Correlation of OAZ2 expression with NB clinical features

In contrast to ODC, expression of the ODC-inhibiting OAZ2 gene showed significant correlation with good prognosis using Kaplan-Meier analysis (Fig. 1). We therefore also investigated the relation between OAZ2 and NB clinical features in detail.

Affymetrix analysis of the NB88 set allowed detection of OAZ2 mRNA in 86 of 88 tumors, with a moderate average expression (382 ± 12). OAZ2 was also expressed in all 24 samples of a NB cell line set (average expression 296 ± 22, not shown). In contrast to ODC, OAZ2 expression correlates well with favorable overall survival: OAZ2 expression is significantly lower in the 31 tumor samples from patients that had died than in the 57 samples from patients that still lived (P = 1.6 · 10^-4, Fig. 4A).

Correlation of OAZ2 expression levels with important clinical features of NB. A, Correlation with patient survival. Tumor samples from NB patients that have died before the moment of analysis (31 samples) exhibited significantly lower OAZ2 mRNA content than tumors from patients that were still alive at that time (57 samples; P = 1.6 · 10^-4). B, Correlation with common genetic aberrations. NB tumors with *MYCN* amplification (16 samples) showed significantly lower OAZ2 expression than tumors without *MYCN* amplification (72 samples; P = 6.6 · 10^-5). Also, in NB tumors with 1p LOH (24 samples), OAZ2 expression was significantly lower than in tumors without 1p loss (58 samples; P = 1.4 · 10^-4). C, Correlation with INSS tumor staging. OAZ2 expression was significantly decreased in high-stage tumors (ST4, 40 samples) compared to lower stage tumors (ST1-3, 36 samples and 4S, 12 samples; Kruskal-Wallis P = 0.01) tumors. The P value between ST1-3 and 4 was P = 2.9 · 10^-3. Only significant correlations between OAZ2 expression and NB clinical features are shown, for a list of correlations tested see Materials and Methods. Statistical analysis, bar plot representation, and expression value calculations are as in Figure 2.

— Information provided —
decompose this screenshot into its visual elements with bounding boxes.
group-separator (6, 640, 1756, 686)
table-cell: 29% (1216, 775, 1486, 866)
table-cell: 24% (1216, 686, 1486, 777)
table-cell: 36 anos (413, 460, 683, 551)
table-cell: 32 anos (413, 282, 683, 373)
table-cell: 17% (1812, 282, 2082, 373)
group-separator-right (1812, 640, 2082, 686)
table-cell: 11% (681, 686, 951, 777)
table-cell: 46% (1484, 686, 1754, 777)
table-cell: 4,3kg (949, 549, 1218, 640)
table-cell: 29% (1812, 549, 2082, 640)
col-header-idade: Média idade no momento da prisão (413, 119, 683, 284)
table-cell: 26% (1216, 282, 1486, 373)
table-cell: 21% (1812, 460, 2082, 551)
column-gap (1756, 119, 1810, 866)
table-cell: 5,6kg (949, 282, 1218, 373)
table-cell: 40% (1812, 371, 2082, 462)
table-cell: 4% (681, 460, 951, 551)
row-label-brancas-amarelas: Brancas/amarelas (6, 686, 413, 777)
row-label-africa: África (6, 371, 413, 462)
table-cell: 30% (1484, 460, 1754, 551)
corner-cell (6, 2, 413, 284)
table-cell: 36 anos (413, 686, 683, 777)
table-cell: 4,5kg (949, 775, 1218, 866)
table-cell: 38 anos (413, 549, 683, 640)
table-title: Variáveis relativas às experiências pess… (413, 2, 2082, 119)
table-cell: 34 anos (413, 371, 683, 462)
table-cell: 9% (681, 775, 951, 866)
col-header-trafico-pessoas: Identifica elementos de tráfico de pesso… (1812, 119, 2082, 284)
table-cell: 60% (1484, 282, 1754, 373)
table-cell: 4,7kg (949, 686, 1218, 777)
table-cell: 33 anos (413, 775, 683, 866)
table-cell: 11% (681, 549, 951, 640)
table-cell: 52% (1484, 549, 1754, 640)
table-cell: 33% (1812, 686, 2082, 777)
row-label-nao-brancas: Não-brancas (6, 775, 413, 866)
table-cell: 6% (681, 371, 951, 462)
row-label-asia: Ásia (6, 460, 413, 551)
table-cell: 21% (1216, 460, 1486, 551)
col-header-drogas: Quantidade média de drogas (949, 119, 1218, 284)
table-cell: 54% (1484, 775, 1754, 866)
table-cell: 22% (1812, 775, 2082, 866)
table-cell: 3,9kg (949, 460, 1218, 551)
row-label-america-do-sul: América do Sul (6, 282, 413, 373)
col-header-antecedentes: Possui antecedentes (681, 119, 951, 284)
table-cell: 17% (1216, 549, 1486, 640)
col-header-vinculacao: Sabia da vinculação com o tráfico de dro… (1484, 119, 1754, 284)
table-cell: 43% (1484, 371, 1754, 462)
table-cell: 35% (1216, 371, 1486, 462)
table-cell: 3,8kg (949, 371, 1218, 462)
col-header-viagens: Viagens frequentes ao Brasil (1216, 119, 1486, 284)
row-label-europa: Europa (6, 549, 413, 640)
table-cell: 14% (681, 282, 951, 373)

— Exercise goal —
In the OAZ2 expression text, how many tumors in the NB88 set had detectable OAZ2 mRNA?

— Answer space —
86 of the 88 tumors.